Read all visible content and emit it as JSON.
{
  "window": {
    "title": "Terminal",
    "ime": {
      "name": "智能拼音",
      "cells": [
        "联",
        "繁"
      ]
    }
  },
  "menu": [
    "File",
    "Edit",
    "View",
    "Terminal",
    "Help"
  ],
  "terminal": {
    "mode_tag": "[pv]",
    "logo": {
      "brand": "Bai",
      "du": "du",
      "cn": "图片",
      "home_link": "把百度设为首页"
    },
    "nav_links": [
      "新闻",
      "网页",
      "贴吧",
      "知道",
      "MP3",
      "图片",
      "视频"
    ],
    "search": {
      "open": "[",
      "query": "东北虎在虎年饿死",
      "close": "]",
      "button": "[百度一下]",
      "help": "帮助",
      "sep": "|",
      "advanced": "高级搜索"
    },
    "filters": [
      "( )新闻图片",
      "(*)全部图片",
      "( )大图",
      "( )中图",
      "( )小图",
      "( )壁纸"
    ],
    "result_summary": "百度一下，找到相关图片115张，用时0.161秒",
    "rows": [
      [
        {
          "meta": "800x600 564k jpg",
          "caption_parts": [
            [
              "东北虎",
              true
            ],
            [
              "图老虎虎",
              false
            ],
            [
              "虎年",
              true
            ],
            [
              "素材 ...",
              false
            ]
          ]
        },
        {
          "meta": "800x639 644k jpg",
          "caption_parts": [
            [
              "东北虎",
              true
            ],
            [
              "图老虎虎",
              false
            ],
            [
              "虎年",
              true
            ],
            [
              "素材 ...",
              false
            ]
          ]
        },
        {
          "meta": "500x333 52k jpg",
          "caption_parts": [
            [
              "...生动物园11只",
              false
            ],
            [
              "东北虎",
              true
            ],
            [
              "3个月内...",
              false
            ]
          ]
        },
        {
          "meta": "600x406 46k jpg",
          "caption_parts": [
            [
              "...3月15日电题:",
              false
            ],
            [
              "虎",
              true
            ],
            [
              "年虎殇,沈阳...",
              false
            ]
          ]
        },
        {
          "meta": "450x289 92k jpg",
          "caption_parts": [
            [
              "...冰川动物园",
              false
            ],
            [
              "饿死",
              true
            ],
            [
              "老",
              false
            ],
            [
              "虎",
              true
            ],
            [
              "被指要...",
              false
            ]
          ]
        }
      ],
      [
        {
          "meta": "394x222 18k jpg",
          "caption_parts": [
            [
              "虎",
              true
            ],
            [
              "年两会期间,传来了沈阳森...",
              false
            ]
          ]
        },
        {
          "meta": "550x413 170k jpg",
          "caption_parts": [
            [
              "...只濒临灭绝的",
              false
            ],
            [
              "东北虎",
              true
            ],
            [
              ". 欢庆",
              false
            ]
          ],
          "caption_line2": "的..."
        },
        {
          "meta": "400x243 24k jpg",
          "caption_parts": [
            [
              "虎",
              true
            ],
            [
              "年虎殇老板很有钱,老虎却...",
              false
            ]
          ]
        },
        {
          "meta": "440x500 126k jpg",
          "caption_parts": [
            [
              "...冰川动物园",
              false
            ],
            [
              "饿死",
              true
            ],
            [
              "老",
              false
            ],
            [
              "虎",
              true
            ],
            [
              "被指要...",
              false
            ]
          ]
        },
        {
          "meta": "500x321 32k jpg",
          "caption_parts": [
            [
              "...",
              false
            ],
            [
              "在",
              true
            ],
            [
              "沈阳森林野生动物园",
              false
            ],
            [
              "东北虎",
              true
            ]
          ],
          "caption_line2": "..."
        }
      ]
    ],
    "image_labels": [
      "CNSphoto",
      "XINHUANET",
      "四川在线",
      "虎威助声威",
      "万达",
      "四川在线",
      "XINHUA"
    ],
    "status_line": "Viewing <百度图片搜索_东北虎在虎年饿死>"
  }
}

→ SET TASK
Reproduce each entry above exactly, keeping every word.

→ REPLY
Read all visible content and emit it as JSON.
{
  "window": {
    "title": "Terminal",
    "ime": {
      "name": "智能拼音",
      "cells": [
        "联",
        "繁"
      ]
    }
  },
  "menu": [
    "File",
    "Edit",
    "View",
    "Terminal",
    "Help"
  ],
  "terminal": {
    "mode_tag": "[pv]",
    "logo": {
      "brand": "Bai",
      "du": "du",
      "cn": "图片",
      "home_link": "把百度设为首页"
    },
    "nav_links": [
      "新闻",
      "网页",
      "贴吧",
      "知道",
      "MP3",
      "图片",
      "视频"
    ],
    "search": {
      "open": "[",
      "query": "东北虎在虎年饿死",
      "close": "]",
      "button": "[百度一下]",
      "help": "帮助",
      "sep": "|",
      "advanced": "高级搜索"
    },
    "filters": [
      "( )新闻图片",
      "(*)全部图片",
      "( )大图",
      "( )中图",
      "( )小图",
      "( )壁纸"
    ],
    "result_summary": "百度一下，找到相关图片115张，用时0.161秒",
    "rows": [
      [
        {
          "meta": "800x600 564k jpg",
          "caption_parts": [
            [
              "东北虎",
              true
            ],
            [
              "图老虎虎",
              false
            ],
            [
              "虎年",
              true
            ],
            [
              "素材 ...",
              false
            ]
          ]
        },
        {
          "meta": "800x639 644k jpg",
          "caption_parts": [
            [
              "东北虎",
              true
            ],
            [
              "图老虎虎",
              false
            ],
            [
              "虎年",
              true
            ],
            [
              "素材 ...",
              false
            ]
          ]
        },
        {
          "meta": "500x333 52k jpg",
          "caption_parts": [
            [
              "...生动物园11只",
              false
            ],
            [
              "东北虎",
              true
            ],
            [
              "3个月内...",
              false
            ]
          ]
        },
        {
          "meta": "600x406 46k jpg",
          "caption_parts": [
            [
              "...3月15日电题:",
              false
            ],
            [
              "虎",
              true
            ],
            [
              "年虎殇,沈阳...",
              false
            ]
          ]
        },
        {
          "meta": "450x289 92k jpg",
          "caption_parts": [
            [
              "...冰川动物园",
              false
            ],
            [
              "饿死",
              true
            ],
            [
              "老",
              false
            ],
            [
              "虎",
              true
            ],
            [
              "被指要...",
              false
            ]
          ]
        }
      ],
      [
        {
          "meta": "394x222 18k jpg",
          "caption_parts": [
            [
              "虎",
              true
            ],
            [
              "年两会期间,传来了沈阳森...",
              false
            ]
          ]
        },
        {
          "meta": "550x413 170k jpg",
          "caption_parts": [
            [
              "...只濒临灭绝的",
              false
            ],
            [
              "东北虎",
              true
            ],
            [
              ". 欢庆",
              false
            ]
          ],
          "caption_line2": "的..."
        },
        {
          "meta": "400x243 24k jpg",
          "caption_parts": [
            [
              "虎",
              true
            ],
            [
              "年虎殇老板很有钱,老虎却...",
              false
            ]
          ]
        },
        {
          "meta": "440x500 126k jpg",
          "caption_parts": [
            [
              "...冰川动物园",
              false
            ],
            [
              "饿死",
              true
            ],
            [
              "老",
              false
            ],
            [
              "虎",
              true
            ],
            [
              "被指要...",
              false
            ]
          ]
        },
        {
          "meta": "500x321 32k jpg",
          "caption_parts": [
            [
              "...",
              false
            ],
            [
              "在",
              true
            ],
            [
              "沈阳森林野生动物园",
              false
            ],
            [
              "东北虎",
              true
            ]
          ],
          "caption_line2": "..."
        }
      ]
    ],
    "image_labels": [
      "CNSphoto",
      "XINHUANET",
      "四川在线",
      "虎威助声威",
      "万达",
      "四川在线",
      "XINHUA"
    ],
    "status_line": "Viewing <百度图片搜索_东北虎在虎年饿死>"
  }
}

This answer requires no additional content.